* **TASK DESCRIPTION**
Repeat all of the data precisely.

* **DATA SUPPLIED**
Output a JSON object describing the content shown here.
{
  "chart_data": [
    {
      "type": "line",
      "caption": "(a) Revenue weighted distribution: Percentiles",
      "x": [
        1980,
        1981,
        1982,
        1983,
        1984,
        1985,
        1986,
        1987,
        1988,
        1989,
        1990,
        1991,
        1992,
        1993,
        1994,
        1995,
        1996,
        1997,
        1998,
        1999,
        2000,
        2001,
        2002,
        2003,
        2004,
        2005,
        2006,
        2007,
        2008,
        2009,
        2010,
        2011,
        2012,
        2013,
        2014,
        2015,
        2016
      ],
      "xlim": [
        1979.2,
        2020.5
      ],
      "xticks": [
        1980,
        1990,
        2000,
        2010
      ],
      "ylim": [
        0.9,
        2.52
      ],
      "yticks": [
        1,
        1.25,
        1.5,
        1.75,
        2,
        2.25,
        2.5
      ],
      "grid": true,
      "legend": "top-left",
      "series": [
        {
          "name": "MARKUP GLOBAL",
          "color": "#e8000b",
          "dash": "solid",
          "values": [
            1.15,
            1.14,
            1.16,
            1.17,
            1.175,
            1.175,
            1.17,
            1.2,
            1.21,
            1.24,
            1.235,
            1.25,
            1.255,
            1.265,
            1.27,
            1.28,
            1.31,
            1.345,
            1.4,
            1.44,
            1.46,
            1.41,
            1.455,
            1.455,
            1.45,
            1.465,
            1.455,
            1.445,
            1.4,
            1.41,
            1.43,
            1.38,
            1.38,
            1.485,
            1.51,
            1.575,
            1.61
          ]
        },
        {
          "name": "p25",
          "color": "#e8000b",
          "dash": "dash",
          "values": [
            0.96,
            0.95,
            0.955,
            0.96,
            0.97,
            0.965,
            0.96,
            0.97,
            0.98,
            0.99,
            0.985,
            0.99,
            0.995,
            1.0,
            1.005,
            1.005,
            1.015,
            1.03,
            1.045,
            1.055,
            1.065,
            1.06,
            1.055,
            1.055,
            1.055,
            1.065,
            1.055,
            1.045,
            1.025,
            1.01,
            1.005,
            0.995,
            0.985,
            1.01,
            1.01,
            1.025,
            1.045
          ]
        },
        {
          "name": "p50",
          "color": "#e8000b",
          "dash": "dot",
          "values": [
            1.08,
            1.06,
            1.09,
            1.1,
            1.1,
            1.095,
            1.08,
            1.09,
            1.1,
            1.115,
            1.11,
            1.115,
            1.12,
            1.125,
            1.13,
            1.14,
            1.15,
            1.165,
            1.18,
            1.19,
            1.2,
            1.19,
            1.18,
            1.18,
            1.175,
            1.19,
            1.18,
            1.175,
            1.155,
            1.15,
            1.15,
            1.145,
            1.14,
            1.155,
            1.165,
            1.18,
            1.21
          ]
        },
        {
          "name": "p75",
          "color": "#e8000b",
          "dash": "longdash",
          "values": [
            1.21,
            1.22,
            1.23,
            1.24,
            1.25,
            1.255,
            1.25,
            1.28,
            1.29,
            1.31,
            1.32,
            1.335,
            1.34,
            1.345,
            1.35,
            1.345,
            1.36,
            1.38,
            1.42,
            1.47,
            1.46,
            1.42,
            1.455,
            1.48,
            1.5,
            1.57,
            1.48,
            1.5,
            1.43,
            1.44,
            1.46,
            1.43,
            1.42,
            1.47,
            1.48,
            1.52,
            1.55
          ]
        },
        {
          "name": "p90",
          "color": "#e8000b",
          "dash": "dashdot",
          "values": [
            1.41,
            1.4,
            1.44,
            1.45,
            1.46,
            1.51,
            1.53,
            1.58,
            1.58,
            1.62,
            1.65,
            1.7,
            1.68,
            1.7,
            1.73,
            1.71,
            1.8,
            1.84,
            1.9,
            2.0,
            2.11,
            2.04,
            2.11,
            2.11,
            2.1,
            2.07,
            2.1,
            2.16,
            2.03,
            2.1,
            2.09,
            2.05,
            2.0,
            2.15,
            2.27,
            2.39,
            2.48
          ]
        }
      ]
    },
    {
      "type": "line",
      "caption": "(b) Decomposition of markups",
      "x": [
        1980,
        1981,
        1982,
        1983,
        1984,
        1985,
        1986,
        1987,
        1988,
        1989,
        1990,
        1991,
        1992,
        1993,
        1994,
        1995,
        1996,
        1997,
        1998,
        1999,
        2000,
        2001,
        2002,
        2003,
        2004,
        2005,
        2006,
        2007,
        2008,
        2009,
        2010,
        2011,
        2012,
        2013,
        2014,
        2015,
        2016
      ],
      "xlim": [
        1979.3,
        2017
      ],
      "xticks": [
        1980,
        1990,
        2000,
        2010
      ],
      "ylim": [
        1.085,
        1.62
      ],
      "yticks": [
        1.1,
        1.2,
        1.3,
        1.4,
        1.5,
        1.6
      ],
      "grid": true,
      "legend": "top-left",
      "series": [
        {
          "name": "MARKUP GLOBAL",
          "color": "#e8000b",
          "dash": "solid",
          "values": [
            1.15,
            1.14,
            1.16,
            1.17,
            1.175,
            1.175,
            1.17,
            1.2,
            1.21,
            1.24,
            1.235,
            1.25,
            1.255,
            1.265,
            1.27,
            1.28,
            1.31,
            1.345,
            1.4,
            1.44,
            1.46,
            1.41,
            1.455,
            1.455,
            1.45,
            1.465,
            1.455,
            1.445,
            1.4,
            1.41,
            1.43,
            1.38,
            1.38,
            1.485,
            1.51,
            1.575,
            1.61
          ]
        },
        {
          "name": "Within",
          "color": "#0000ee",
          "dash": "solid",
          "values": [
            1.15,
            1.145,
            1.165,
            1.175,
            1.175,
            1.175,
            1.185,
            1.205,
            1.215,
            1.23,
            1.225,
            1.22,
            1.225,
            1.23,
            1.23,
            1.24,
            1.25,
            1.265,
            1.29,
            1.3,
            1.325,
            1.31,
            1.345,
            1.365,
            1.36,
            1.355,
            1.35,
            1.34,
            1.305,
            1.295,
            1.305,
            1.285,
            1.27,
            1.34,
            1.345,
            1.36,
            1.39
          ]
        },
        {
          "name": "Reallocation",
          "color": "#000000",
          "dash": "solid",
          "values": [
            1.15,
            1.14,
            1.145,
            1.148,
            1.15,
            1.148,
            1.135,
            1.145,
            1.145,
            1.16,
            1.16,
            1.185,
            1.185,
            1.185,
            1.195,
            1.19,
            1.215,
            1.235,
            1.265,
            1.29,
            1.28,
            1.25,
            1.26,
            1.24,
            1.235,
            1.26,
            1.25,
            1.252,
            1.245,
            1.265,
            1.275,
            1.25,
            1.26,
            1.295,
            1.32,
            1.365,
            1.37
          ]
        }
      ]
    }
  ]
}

* **ANSWER TO THE TASK**
Output a JSON object describing the content shown here.
{
  "chart_data": [
    {
      "type": "line",
      "caption": "(a) Revenue weighted distribution: Percentiles",
      "x": [
        1980,
        1981,
        1982,
        1983,
        1984,
        1985,
        1986,
        1987,
        1988,
        1989,
        1990,
        1991,
        1992,
        1993,
        1994,
        1995,
        1996,
        1997,
        1998,
        1999,
        2000,
        2001,
        2002,
        2003,
        2004,
        2005,
        2006,
        2007,
        2008,
        2009,
        2010,
        2011,
        2012,
        2013,
        2014,
        2015,
        2016
      ],
      "xlim": [
        1979.2,
        2020.5
      ],
      "xticks": [
        1980,
        1990,
        2000,
        2010
      ],
      "ylim": [
        0.9,
        2.52
      ],
      "yticks": [
        1,
        1.25,
        1.5,
        1.75,
        2,
        2.25,
        2.5
      ],
      "grid": true,
      "legend": "top-left",
      "series": [
        {
          "name": "MARKUP GLOBAL",
          "color": "#e8000b",
          "dash": "solid",
          "values": [
            1.15,
            1.14,
            1.16,
            1.17,
            1.175,
            1.175,
            1.17,
            1.2,
            1.21,
            1.24,
            1.235,
            1.25,
            1.255,
            1.265,
            1.27,
            1.28,
            1.31,
            1.345,
            1.4,
            1.44,
            1.46,
            1.41,
            1.455,
            1.455,
            1.45,
            1.465,
            1.455,
            1.445,
            1.4,
            1.41,
            1.43,
            1.38,
            1.38,
            1.485,
            1.51,
            1.575,
            1.61
          ]
        },
        {
          "name": "p25",
          "color": "#e8000b",
          "dash": "dash",
          "values": [
            0.96,
            0.95,
            0.955,
            0.96,
            0.97,
            0.965,
            0.96,
            0.97,
            0.98,
            0.99,
            0.985,
            0.99,
            0.995,
            1.0,
            1.005,
            1.005,
            1.015,
            1.03,
            1.045,
            1.055,
            1.065,
            1.06,
            1.055,
            1.055,
            1.055,
            1.065,
            1.055,
            1.045,
            1.025,
            1.01,
            1.005,
            0.995,
            0.985,
            1.01,
            1.01,
            1.025,
            1.045
          ]
        },
        {
          "name": "p50",
          "color": "#e8000b",
          "dash": "dot",
          "values": [
            1.08,
            1.06,
            1.09,
            1.1,
            1.1,
            1.095,
            1.08,
            1.09,
            1.1,
            1.115,
            1.11,
            1.115,
            1.12,
            1.125,
            1.13,
            1.14,
            1.15,
            1.165,
            1.18,
            1.19,
            1.2,
            1.19,
            1.18,
            1.18,
            1.175,
            1.19,
            1.18,
            1.175,
            1.155,
            1.15,
            1.15,
            1.145,
            1.14,
            1.155,
            1.165,
            1.18,
            1.21
          ]
        },
        {
          "name": "p75",
          "color": "#e8000b",
          "dash": "longdash",
          "values": [
            1.21,
            1.22,
            1.23,
            1.24,
            1.25,
            1.255,
            1.25,
            1.28,
            1.29,
            1.31,
            1.32,
            1.335,
            1.34,
            1.345,
            1.35,
            1.345,
            1.36,
            1.38,
            1.42,
            1.47,
            1.46,
            1.42,
            1.455,
            1.48,
            1.5,
            1.57,
            1.48,
            1.5,
            1.43,
            1.44,
            1.46,
            1.43,
            1.42,
            1.47,
            1.48,
            1.52,
            1.55
          ]
        },
        {
          "name": "p90",
          "color": "#e8000b",
          "dash": "dashdot",
          "values": [
            1.41,
            1.4,
            1.44,
            1.45,
            1.46,
            1.51,
            1.53,
            1.58,
            1.58,
            1.62,
            1.65,
            1.7,
            1.68,
            1.7,
            1.73,
            1.71,
            1.8,
            1.84,
            1.9,
            2.0,
            2.11,
            2.04,
            2.11,
            2.11,
            2.1,
            2.07,
            2.1,
            2.16,
            2.03,
            2.1,
            2.09,
            2.05,
            2.0,
            2.15,
            2.27,
            2.39,
            2.48
          ]
        }
      ]
    },
    {
      "type": "line",
      "caption": "(b) Decomposition of markups",
      "x": [
        1980,
        1981,
        1982,
        1983,
        1984,
        1985,
        1986,
        1987,
        1988,
        1989,
        1990,
        1991,
        1992,
        1993,
        1994,
        1995,
        1996,
        1997,
        1998,
        1999,
        2000,
        2001,
        2002,
        2003,
        2004,
        2005,
        2006,
        2007,
        2008,
        2009,
        2010,
        2011,
        2012,
        2013,
        2014,
        2015,
        2016
      ],
      "xlim": [
        1979.3,
        2017
      ],
      "xticks": [
        1980,
        1990,
        2000,
        2010
      ],
      "ylim": [
        1.085,
        1.62
      ],
      "yticks": [
        1.1,
        1.2,
        1.3,
        1.4,
        1.5,
        1.6
      ],
      "grid": true,
      "legend": "top-left",
      "series": [
        {
          "name": "MARKUP GLOBAL",
          "color": "#e8000b",
          "dash": "solid",
          "values": [
            1.15,
            1.14,
            1.16,
            1.17,
            1.175,
            1.175,
            1.17,
            1.2,
            1.21,
            1.24,
            1.235,
            1.25,
            1.255,
            1.265,
            1.27,
            1.28,
            1.31,
            1.345,
            1.4,
            1.44,
            1.46,
            1.41,
            1.455,
            1.455,
            1.45,
            1.465,
            1.455,
            1.445,
            1.4,
            1.41,
            1.43,
            1.38,
            1.38,
            1.485,
            1.51,
            1.575,
            1.61
          ]
        },
        {
          "name": "Within",
          "color": "#0000ee",
          "dash": "solid",
          "values": [
            1.15,
            1.145,
            1.165,
            1.175,
            1.175,
            1.175,
            1.185,
            1.205,
            1.215,
            1.23,
            1.225,
            1.22,
            1.225,
            1.23,
            1.23,
            1.24,
            1.25,
            1.265,
            1.29,
            1.3,
            1.325,
            1.31,
            1.345,
            1.365,
            1.36,
            1.355,
            1.35,
            1.34,
            1.305,
            1.295,
            1.305,
            1.285,
            1.27,
            1.34,
            1.345,
            1.36,
            1.39
          ]
        },
        {
          "name": "Reallocation",
          "color": "#000000",
          "dash": "solid",
          "values": [
            1.15,
            1.14,
            1.145,
            1.148,
            1.15,
            1.148,
            1.135,
            1.145,
            1.145,
            1.16,
            1.16,
            1.185,
            1.185,
            1.185,
            1.195,
            1.19,
            1.215,
            1.235,
            1.265,
            1.29,
            1.28,
            1.25,
            1.26,
            1.24,
            1.235,
            1.26,
            1.25,
            1.252,
            1.245,
            1.265,
            1.275,
            1.25,
            1.26,
            1.295,
            1.32,
            1.365,
            1.37
          ]
        }
      ]
    }
  ]
}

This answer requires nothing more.